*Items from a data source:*

============================================================

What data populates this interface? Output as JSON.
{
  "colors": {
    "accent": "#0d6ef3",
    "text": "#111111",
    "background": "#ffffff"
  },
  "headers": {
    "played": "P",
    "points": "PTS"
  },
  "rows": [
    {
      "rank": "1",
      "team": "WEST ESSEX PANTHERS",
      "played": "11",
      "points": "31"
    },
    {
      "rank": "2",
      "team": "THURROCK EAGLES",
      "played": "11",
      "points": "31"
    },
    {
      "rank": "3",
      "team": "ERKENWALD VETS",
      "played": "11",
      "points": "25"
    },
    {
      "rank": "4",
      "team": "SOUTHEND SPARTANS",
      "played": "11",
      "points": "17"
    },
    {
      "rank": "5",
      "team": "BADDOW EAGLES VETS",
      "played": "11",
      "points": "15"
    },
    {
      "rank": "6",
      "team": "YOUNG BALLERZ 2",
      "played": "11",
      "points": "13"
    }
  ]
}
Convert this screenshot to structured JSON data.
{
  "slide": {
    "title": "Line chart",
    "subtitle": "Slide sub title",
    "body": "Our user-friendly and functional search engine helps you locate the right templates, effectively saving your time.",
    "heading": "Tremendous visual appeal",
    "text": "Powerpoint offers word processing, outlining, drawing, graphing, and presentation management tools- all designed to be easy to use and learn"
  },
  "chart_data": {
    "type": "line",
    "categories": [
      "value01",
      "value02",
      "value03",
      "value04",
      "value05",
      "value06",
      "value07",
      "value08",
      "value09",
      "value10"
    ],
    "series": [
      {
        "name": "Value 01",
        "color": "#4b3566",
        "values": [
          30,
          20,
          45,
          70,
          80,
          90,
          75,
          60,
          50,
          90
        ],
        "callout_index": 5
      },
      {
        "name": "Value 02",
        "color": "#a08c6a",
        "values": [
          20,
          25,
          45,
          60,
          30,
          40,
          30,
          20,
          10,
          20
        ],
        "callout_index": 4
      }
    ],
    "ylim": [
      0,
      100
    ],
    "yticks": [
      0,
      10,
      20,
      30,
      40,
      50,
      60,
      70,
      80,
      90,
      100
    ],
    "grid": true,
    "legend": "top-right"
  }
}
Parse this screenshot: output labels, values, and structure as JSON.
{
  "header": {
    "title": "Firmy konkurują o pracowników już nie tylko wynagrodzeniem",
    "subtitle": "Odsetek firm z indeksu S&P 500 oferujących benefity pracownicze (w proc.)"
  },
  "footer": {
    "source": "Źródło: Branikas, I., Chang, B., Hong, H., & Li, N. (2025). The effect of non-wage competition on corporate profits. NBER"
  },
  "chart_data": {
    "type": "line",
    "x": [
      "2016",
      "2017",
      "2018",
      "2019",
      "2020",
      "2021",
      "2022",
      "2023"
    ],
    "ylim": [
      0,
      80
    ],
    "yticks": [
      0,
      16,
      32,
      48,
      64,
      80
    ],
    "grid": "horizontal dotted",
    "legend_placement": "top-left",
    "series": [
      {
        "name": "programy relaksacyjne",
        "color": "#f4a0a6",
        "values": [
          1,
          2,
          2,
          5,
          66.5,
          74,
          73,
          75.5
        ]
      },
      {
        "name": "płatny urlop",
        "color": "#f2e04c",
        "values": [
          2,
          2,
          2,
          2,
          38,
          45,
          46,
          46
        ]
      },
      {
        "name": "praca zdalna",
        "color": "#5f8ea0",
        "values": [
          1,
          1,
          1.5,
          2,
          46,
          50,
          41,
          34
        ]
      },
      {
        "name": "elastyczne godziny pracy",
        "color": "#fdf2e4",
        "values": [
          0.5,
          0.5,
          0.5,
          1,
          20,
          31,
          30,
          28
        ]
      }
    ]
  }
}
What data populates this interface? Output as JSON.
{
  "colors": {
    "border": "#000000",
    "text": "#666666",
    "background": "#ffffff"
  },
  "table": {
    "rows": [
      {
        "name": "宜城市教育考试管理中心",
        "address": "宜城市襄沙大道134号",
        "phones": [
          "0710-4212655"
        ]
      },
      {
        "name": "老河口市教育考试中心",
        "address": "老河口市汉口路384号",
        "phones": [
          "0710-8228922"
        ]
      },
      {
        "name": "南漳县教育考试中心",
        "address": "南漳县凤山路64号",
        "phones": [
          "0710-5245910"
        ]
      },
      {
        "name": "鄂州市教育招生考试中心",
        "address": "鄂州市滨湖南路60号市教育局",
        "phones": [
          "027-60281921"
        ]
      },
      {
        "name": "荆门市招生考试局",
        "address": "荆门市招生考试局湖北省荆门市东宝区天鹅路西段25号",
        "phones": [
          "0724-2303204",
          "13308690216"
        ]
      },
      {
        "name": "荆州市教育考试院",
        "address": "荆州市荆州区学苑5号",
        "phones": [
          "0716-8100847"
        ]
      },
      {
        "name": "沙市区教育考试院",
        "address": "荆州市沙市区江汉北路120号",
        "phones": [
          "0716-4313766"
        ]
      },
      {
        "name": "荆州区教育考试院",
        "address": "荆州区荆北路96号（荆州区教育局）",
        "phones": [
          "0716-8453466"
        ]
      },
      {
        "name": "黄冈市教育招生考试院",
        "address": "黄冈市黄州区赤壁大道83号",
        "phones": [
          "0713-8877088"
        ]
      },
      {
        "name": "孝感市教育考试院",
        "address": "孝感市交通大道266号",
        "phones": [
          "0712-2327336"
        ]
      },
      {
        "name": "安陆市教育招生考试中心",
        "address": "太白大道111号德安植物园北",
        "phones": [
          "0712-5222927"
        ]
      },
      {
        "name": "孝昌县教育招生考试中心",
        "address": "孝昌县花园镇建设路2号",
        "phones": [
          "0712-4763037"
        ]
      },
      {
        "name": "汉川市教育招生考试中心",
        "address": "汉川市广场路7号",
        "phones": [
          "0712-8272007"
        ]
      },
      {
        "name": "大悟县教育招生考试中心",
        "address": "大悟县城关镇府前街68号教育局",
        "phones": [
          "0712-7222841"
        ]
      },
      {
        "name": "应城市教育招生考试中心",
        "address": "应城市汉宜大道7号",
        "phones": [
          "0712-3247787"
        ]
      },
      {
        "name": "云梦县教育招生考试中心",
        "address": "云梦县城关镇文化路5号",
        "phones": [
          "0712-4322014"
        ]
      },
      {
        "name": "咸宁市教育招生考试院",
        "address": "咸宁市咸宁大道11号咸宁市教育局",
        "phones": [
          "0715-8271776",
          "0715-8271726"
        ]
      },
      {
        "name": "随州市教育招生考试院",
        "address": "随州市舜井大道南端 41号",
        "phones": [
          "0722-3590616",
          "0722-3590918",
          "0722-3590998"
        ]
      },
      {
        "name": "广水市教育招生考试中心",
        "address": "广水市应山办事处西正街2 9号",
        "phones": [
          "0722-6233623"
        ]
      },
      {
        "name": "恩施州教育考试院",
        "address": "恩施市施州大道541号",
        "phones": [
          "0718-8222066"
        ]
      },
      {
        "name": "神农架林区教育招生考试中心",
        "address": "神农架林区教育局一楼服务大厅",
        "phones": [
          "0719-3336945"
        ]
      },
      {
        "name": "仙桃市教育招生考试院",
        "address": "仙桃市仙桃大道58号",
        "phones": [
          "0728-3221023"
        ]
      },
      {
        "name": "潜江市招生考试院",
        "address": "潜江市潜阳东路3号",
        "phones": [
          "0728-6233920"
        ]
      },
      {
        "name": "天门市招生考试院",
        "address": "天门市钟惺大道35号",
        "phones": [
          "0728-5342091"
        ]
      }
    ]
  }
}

============================================================

*Directive:* Output the records exactly, including every line.

*Written reply:*
What data populates this interface? Output as JSON.
{
  "colors": {
    "accent": "#0d6ef3",
    "text": "#111111",
    "background": "#ffffff"
  },
  "headers": {
    "played": "P",
    "points": "PTS"
  },
  "rows": [
    {
      "rank": "1",
      "team": "WEST ESSEX PANTHERS",
      "played": "11",
      "points": "31"
    },
    {
      "rank": "2",
      "team": "THURROCK EAGLES",
      "played": "11",
      "points": "31"
    },
    {
      "rank": "3",
      "team": "ERKENWALD VETS",
      "played": "11",
      "points": "25"
    },
    {
      "rank": "4",
      "team": "SOUTHEND SPARTANS",
      "played": "11",
      "points": "17"
    },
    {
      "rank": "5",
      "team": "BADDOW EAGLES VETS",
      "played": "11",
      "points": "15"
    },
    {
      "rank": "6",
      "team": "YOUNG BALLERZ 2",
      "played": "11",
      "points": "13"
    }
  ]
}
Convert this screenshot to structured JSON data.
{
  "slide": {
    "title": "Line chart",
    "subtitle": "Slide sub title",
    "body": "Our user-friendly and functional search engine helps you locate the right templates, effectively saving your time.",
    "heading": "Tremendous visual appeal",
    "text": "Powerpoint offers word processing, outlining, drawing, graphing, and presentation management tools- all designed to be easy to use and learn"
  },
  "chart_data": {
    "type": "line",
    "categories": [
      "value01",
      "value02",
      "value03",
      "value04",
      "value05",
      "value06",
      "value07",
      "value08",
      "value09",
      "value10"
    ],
    "series": [
      {
        "name": "Value 01",
        "color": "#4b3566",
        "values": [
          30,
          20,
          45,
          70,
          80,
          90,
          75,
          60,
          50,
          90
        ],
        "callout_index": 5
      },
      {
        "name": "Value 02",
        "color": "#a08c6a",
        "values": [
          20,
          25,
          45,
          60,
          30,
          40,
          30,
          20,
          10,
          20
        ],
        "callout_index": 4
      }
    ],
    "ylim": [
      0,
      100
    ],
    "yticks": [
      0,
      10,
      20,
      30,
      40,
      50,
      60,
      70,
      80,
      90,
      100
    ],
    "grid": true,
    "legend": "top-right"
  }
}
Parse this screenshot: output labels, values, and structure as JSON.
{
  "header": {
    "title": "Firmy konkurują o pracowników już nie tylko wynagrodzeniem",
    "subtitle": "Odsetek firm z indeksu S&P 500 oferujących benefity pracownicze (w proc.)"
  },
  "footer": {
    "source": "Źródło: Branikas, I., Chang, B., Hong, H., & Li, N. (2025). The effect of non-wage competition on corporate profits. NBER"
  },
  "chart_data": {
    "type": "line",
    "x": [
      "2016",
      "2017",
      "2018",
      "2019",
      "2020",
      "2021",
      "2022",
      "2023"
    ],
    "ylim": [
      0,
      80
    ],
    "yticks": [
      0,
      16,
      32,
      48,
      64,
      80
    ],
    "grid": "horizontal dotted",
    "legend_placement": "top-left",
    "series": [
      {
        "name": "programy relaksacyjne",
        "color": "#f4a0a6",
        "values": [
          1,
          2,
          2,
          5,
          66.5,
          74,
          73,
          75.5
        ]
      },
      {
        "name": "płatny urlop",
        "color": "#f2e04c",
        "values": [
          2,
          2,
          2,
          2,
          38,
          45,
          46,
          46
        ]
      },
      {
        "name": "praca zdalna",
        "color": "#5f8ea0",
        "values": [
          1,
          1,
          1.5,
          2,
          46,
          50,
          41,
          34
        ]
      },
      {
        "name": "elastyczne godziny pracy",
        "color": "#fdf2e4",
        "values": [
          0.5,
          0.5,
          0.5,
          1,
          20,
          31,
          30,
          28
        ]
      }
    ]
  }
}
What data populates this interface? Output as JSON.
{
  "colors": {
    "border": "#000000",
    "text": "#666666",
    "background": "#ffffff"
  },
  "table": {
    "rows": [
      {
        "name": "宜城市教育考试管理中心",
        "address": "宜城市襄沙大道134号",
        "phones": [
          "0710-4212655"
        ]
      },
      {
        "name": "老河口市教育考试中心",
        "address": "老河口市汉口路384号",
        "phones": [
          "0710-8228922"
        ]
      },
      {
        "name": "南漳县教育考试中心",
        "address": "南漳县凤山路64号",
        "phones": [
          "0710-5245910"
        ]
      },
      {
        "name": "鄂州市教育招生考试中心",
        "address": "鄂州市滨湖南路60号市教育局",
        "phones": [
          "027-60281921"
        ]
      },
      {
        "name": "荆门市招生考试局",
        "address": "荆门市招生考试局湖北省荆门市东宝区天鹅路西段25号",
        "phones": [
          "0724-2303204",
          "13308690216"
        ]
      },
      {
        "name": "荆州市教育考试院",
        "address": "荆州市荆州区学苑5号",
        "phones": [
          "0716-8100847"
        ]
      },
      {
        "name": "沙市区教育考试院",
        "address": "荆州市沙市区江汉北路120号",
        "phones": [
          "0716-4313766"
        ]
      },
      {
        "name": "荆州区教育考试院",
        "address": "荆州区荆北路96号（荆州区教育局）",
        "phones": [
          "0716-8453466"
        ]
      },
      {
        "name": "黄冈市教育招生考试院",
        "address": "黄冈市黄州区赤壁大道83号",
        "phones": [
          "0713-8877088"
        ]
      },
      {
        "name": "孝感市教育考试院",
        "address": "孝感市交通大道266号",
        "phones": [
          "0712-2327336"
        ]
      },
      {
        "name": "安陆市教育招生考试中心",
        "address": "太白大道111号德安植物园北",
        "phones": [
          "0712-5222927"
        ]
      },
      {
        "name": "孝昌县教育招生考试中心",
        "address": "孝昌县花园镇建设路2号",
        "phones": [
          "0712-4763037"
        ]
      },
      {
        "name": "汉川市教育招生考试中心",
        "address": "汉川市广场路7号",
        "phones": [
          "0712-8272007"
        ]
      },
      {
        "name": "大悟县教育招生考试中心",
        "address": "大悟县城关镇府前街68号教育局",
        "phones": [
          "0712-7222841"
        ]
      },
      {
        "name": "应城市教育招生考试中心",
        "address": "应城市汉宜大道7号",
        "phones": [
          "0712-3247787"
        ]
      },
      {
        "name": "云梦县教育招生考试中心",
        "address": "云梦县城关镇文化路5号",
        "phones": [
          "0712-4322014"
        ]
      },
      {
        "name": "咸宁市教育招生考试院",
        "address": "咸宁市咸宁大道11号咸宁市教育局",
        "phones": [
          "0715-8271776",
          "0715-8271726"
        ]
      },
      {
        "name": "随州市教育招生考试院",
        "address": "随州市舜井大道南端 41号",
        "phones": [
          "0722-3590616",
          "0722-3590918",
          "0722-3590998"
        ]
      },
      {
        "name": "广水市教育招生考试中心",
        "address": "广水市应山办事处西正街2 9号",
        "phones": [
          "0722-6233623"
        ]
      },
      {
        "name": "恩施州教育考试院",
        "address": "恩施市施州大道541号",
        "phones": [
          "0718-8222066"
        ]
      },
      {
        "name": "神农架林区教育招生考试中心",
        "address": "神农架林区教育局一楼服务大厅",
        "phones": [
          "0719-3336945"
        ]
      },
      {
        "name": "仙桃市教育招生考试院",
        "address": "仙桃市仙桃大道58号",
        "phones": [
          "0728-3221023"
        ]
      },
      {
        "name": "潜江市招生考试院",
        "address": "潜江市潜阳东路3号",
        "phones": [
          "0728-6233920"
        ]
      },
      {
        "name": "天门市招生考试院",
        "address": "天门市钟惺大道35号",
        "phones": [
          "0728-5342091"
        ]
      }
    ]
  }
}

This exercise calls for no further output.